[Figure record listings]
>>>
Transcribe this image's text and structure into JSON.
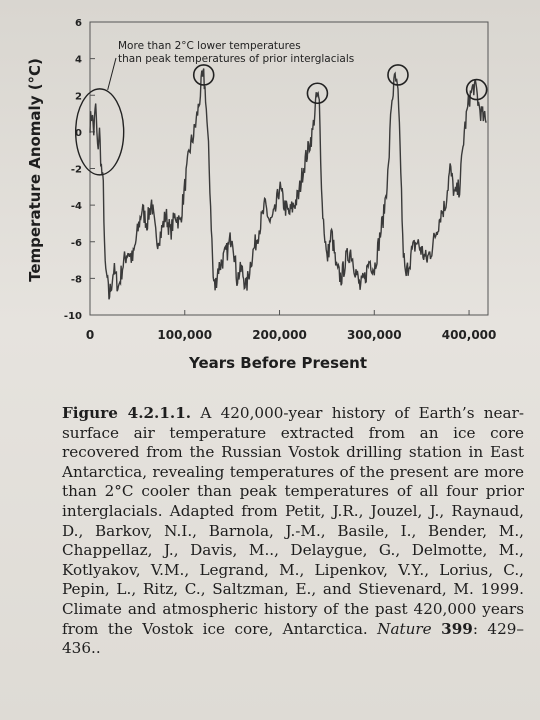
{
  "chart_data": {
    "type": "line",
    "ylabel": "Temperature Anomaly (°C)",
    "xlabel": "Years Before Present",
    "xlim": [
      0,
      420000
    ],
    "ylim": [
      -10,
      6
    ],
    "x_ticks": [
      0,
      100000,
      200000,
      300000,
      400000
    ],
    "x_tick_labels": [
      "0",
      "100,000",
      "200,000",
      "300,000",
      "400,000"
    ],
    "y_ticks": [
      6,
      4,
      2,
      0,
      -2,
      -4,
      -6,
      -8,
      -10
    ],
    "y_tick_labels": [
      "6",
      "4",
      "2",
      "0",
      "-2",
      "-4",
      "-6",
      "-8",
      "-10"
    ],
    "grid": false,
    "series": [
      {
        "x": [
          0,
          2000,
          4000,
          6000,
          8000,
          10000,
          12000,
          14000,
          16000,
          18000,
          20000,
          22000,
          25000,
          30000,
          35000,
          40000,
          45000,
          50000,
          55000,
          60000,
          65000,
          70000,
          75000,
          80000,
          85000,
          90000,
          95000,
          100000,
          105000,
          110000,
          115000,
          118000,
          120000,
          122000,
          125000,
          128000,
          130000,
          132000,
          135000,
          140000,
          145000,
          150000,
          155000,
          160000,
          165000,
          170000,
          175000,
          180000,
          185000,
          190000,
          195000,
          200000,
          205000,
          210000,
          215000,
          220000,
          225000,
          230000,
          235000,
          238000,
          240000,
          242000,
          245000,
          250000,
          255000,
          260000,
          265000,
          270000,
          275000,
          280000,
          285000,
          290000,
          295000,
          300000,
          305000,
          310000,
          315000,
          318000,
          322000,
          325000,
          328000,
          330000,
          333000,
          335000,
          340000,
          345000,
          350000,
          355000,
          360000,
          365000,
          370000,
          375000,
          380000,
          385000,
          390000,
          395000,
          400000,
          405000,
          408000,
          410000,
          413000,
          415000,
          418000
        ],
        "values": [
          0.5,
          1,
          0,
          1.5,
          -1,
          0,
          -2,
          -3,
          -7.5,
          -8,
          -9,
          -8.5,
          -7.5,
          -8.5,
          -7.2,
          -6.5,
          -7,
          -5.5,
          -4.2,
          -5,
          -3.8,
          -6,
          -5.5,
          -4.5,
          -5.5,
          -4.5,
          -5,
          -3,
          -1,
          0,
          1.5,
          2.8,
          3,
          2,
          -1,
          -5,
          -8,
          -8.5,
          -7.5,
          -7,
          -6.5,
          -5.5,
          -8,
          -7.5,
          -8.5,
          -7,
          -6,
          -5,
          -4,
          -5,
          -4.5,
          -3,
          -4,
          -4.5,
          -4,
          -3.5,
          -2,
          -1,
          0,
          1.5,
          2,
          1.5,
          -4,
          -7,
          -5.5,
          -7.5,
          -8,
          -7,
          -6.5,
          -7.5,
          -8.5,
          -8,
          -7,
          -7.5,
          -6,
          -4.5,
          -2,
          1.5,
          3,
          2,
          -2,
          -6,
          -8,
          -7.5,
          -6.5,
          -6,
          -6.5,
          -7,
          -6.5,
          -5.5,
          -4.5,
          -4,
          -2,
          -3.5,
          -3,
          0,
          1.8,
          2.5,
          2.2,
          1.5,
          1,
          0.8,
          0.5
        ]
      }
    ],
    "annotations": [
      {
        "text_line1": "More than 2°C lower temperatures",
        "text_line2": "than peak temperatures of prior interglacials",
        "circles": [
          {
            "x": 6000,
            "y": 0,
            "kind": "present"
          },
          {
            "x": 120000,
            "y": 3,
            "kind": "peak"
          },
          {
            "x": 240000,
            "y": 2,
            "kind": "peak"
          },
          {
            "x": 325000,
            "y": 3,
            "kind": "peak"
          },
          {
            "x": 408000,
            "y": 2.2,
            "kind": "peak"
          }
        ]
      }
    ]
  },
  "caption": {
    "figure_number": "Figure 4.2.1.1.",
    "body": " A 420,000-year history of Earth’s near-surface air temperature extracted from an ice core recovered from the Russian Vostok drilling station in East Antarctica, revealing temperatures of the present are more than 2°C cooler than peak temperatures of all four prior interglacials. Adapted from  Petit, J.R., Jouzel, J., Raynaud, D., Barkov, N.I., Barnola, J.-M., Basile, I., Bender, M., Chappellaz, J., Davis, M.., Delaygue, G., Delmotte, M., Kotlyakov, V.M., Legrand, M., Lipenkov, V.Y., Lorius, C., Pepin, L., Ritz, C., Saltzman, E., and Stievenard, M. 1999. Climate and atmospheric history of the past 420,000 years from the Vostok ice core, Antarctica. ",
    "journal": "Nature",
    "volume": "399",
    "pages": ": 429–436.."
  }
}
<<<
■ **INSTRUCTIONS TO FOLLOW**:
Every line above should be repeated exactly; pictures stay out of the copy.

■ **WRITTEN SOLUTION**:
Transcribe this image's text and structure into JSON.
{
  "chart_data": {
    "type": "line",
    "ylabel": "Temperature Anomaly (°C)",
    "xlabel": "Years Before Present",
    "xlim": [
      0,
      420000
    ],
    "ylim": [
      -10,
      6
    ],
    "x_ticks": [
      0,
      100000,
      200000,
      300000,
      400000
    ],
    "x_tick_labels": [
      "0",
      "100,000",
      "200,000",
      "300,000",
      "400,000"
    ],
    "y_ticks": [
      6,
      4,
      2,
      0,
      -2,
      -4,
      -6,
      -8,
      -10
    ],
    "y_tick_labels": [
      "6",
      "4",
      "2",
      "0",
      "-2",
      "-4",
      "-6",
      "-8",
      "-10"
    ],
    "grid": false,
    "series": [
      {
        "x": [
          0,
          2000,
          4000,
          6000,
          8000,
          10000,
          12000,
          14000,
          16000,
          18000,
          20000,
          22000,
          25000,
          30000,
          35000,
          40000,
          45000,
          50000,
          55000,
          60000,
          65000,
          70000,
          75000,
          80000,
          85000,
          90000,
          95000,
          100000,
          105000,
          110000,
          115000,
          118000,
          120000,
          122000,
          125000,
          128000,
          130000,
          132000,
          135000,
          140000,
          145000,
          150000,
          155000,
          160000,
          165000,
          170000,
          175000,
          180000,
          185000,
          190000,
          195000,
          200000,
          205000,
          210000,
          215000,
          220000,
          225000,
          230000,
          235000,
          238000,
          240000,
          242000,
          245000,
          250000,
          255000,
          260000,
          265000,
          270000,
          275000,
          280000,
          285000,
          290000,
          295000,
          300000,
          305000,
          310000,
          315000,
          318000,
          322000,
          325000,
          328000,
          330000,
          333000,
          335000,
          340000,
          345000,
          350000,
          355000,
          360000,
          365000,
          370000,
          375000,
          380000,
          385000,
          390000,
          395000,
          400000,
          405000,
          408000,
          410000,
          413000,
          415000,
          418000
        ],
        "values": [
          0.5,
          1,
          0,
          1.5,
          -1,
          0,
          -2,
          -3,
          -7.5,
          -8,
          -9,
          -8.5,
          -7.5,
          -8.5,
          -7.2,
          -6.5,
          -7,
          -5.5,
          -4.2,
          -5,
          -3.8,
          -6,
          -5.5,
          -4.5,
          -5.5,
          -4.5,
          -5,
          -3,
          -1,
          0,
          1.5,
          2.8,
          3,
          2,
          -1,
          -5,
          -8,
          -8.5,
          -7.5,
          -7,
          -6.5,
          -5.5,
          -8,
          -7.5,
          -8.5,
          -7,
          -6,
          -5,
          -4,
          -5,
          -4.5,
          -3,
          -4,
          -4.5,
          -4,
          -3.5,
          -2,
          -1,
          0,
          1.5,
          2,
          1.5,
          -4,
          -7,
          -5.5,
          -7.5,
          -8,
          -7,
          -6.5,
          -7.5,
          -8.5,
          -8,
          -7,
          -7.5,
          -6,
          -4.5,
          -2,
          1.5,
          3,
          2,
          -2,
          -6,
          -8,
          -7.5,
          -6.5,
          -6,
          -6.5,
          -7,
          -6.5,
          -5.5,
          -4.5,
          -4,
          -2,
          -3.5,
          -3,
          0,
          1.8,
          2.5,
          2.2,
          1.5,
          1,
          0.8,
          0.5
        ]
      }
    ],
    "annotations": [
      {
        "text_line1": "More than 2°C lower temperatures",
        "text_line2": "than peak temperatures of prior interglacials",
        "circles": [
          {
            "x": 6000,
            "y": 0,
            "kind": "present"
          },
          {
            "x": 120000,
            "y": 3,
            "kind": "peak"
          },
          {
            "x": 240000,
            "y": 2,
            "kind": "peak"
          },
          {
            "x": 325000,
            "y": 3,
            "kind": "peak"
          },
          {
            "x": 408000,
            "y": 2.2,
            "kind": "peak"
          }
        ]
      }
    ]
  },
  "caption": {
    "figure_number": "Figure 4.2.1.1.",
    "body": " A 420,000-year history of Earth’s near-surface air temperature extracted from an ice core recovered from the Russian Vostok drilling station in East Antarctica, revealing temperatures of the present are more than 2°C cooler than peak temperatures of all four prior interglacials. Adapted from  Petit, J.R., Jouzel, J., Raynaud, D., Barkov, N.I., Barnola, J.-M., Basile, I., Bender, M., Chappellaz, J., Davis, M.., Delaygue, G., Delmotte, M., Kotlyakov, V.M., Legrand, M., Lipenkov, V.Y., Lorius, C., Pepin, L., Ritz, C., Saltzman, E., and Stievenard, M. 1999. Climate and atmospheric history of the past 420,000 years from the Vostok ice core, Antarctica. ",
    "journal": "Nature",
    "volume": "399",
    "pages": ": 429–436.."
  }
}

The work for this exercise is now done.